Exercise goal: Pull each line holding "Weitere" out of the entries below.

START Supplied data

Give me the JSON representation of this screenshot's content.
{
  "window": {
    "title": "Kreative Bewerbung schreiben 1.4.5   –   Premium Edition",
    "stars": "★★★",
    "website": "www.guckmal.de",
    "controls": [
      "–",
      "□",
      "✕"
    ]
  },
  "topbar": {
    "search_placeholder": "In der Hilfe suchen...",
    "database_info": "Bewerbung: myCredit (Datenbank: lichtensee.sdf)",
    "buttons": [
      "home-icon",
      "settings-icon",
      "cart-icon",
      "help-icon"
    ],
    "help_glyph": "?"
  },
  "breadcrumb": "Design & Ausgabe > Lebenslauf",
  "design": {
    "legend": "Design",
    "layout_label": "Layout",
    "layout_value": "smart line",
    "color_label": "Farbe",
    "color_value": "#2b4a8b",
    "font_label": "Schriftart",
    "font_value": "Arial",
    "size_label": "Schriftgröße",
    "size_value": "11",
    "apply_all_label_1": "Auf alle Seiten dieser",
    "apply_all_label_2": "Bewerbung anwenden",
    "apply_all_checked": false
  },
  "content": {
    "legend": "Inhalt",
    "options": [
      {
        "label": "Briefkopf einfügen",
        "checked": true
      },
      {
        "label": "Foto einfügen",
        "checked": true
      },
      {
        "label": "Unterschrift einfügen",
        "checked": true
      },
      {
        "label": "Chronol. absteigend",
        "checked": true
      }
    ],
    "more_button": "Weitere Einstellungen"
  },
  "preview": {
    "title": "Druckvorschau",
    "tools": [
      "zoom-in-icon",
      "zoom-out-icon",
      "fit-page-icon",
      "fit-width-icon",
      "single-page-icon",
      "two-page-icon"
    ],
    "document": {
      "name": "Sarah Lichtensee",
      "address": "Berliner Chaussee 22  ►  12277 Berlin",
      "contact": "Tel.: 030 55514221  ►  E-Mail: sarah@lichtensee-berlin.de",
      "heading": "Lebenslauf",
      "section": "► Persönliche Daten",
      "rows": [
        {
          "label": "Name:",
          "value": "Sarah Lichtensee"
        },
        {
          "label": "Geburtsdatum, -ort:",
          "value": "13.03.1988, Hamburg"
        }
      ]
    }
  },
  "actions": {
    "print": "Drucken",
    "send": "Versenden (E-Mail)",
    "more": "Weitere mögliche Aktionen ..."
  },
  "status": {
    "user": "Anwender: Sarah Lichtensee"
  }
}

END Supplied data

Answer to the task:
    "more_button": "Weitere Einstellungen"
    "more": "Weitere mögliche Aktionen ..."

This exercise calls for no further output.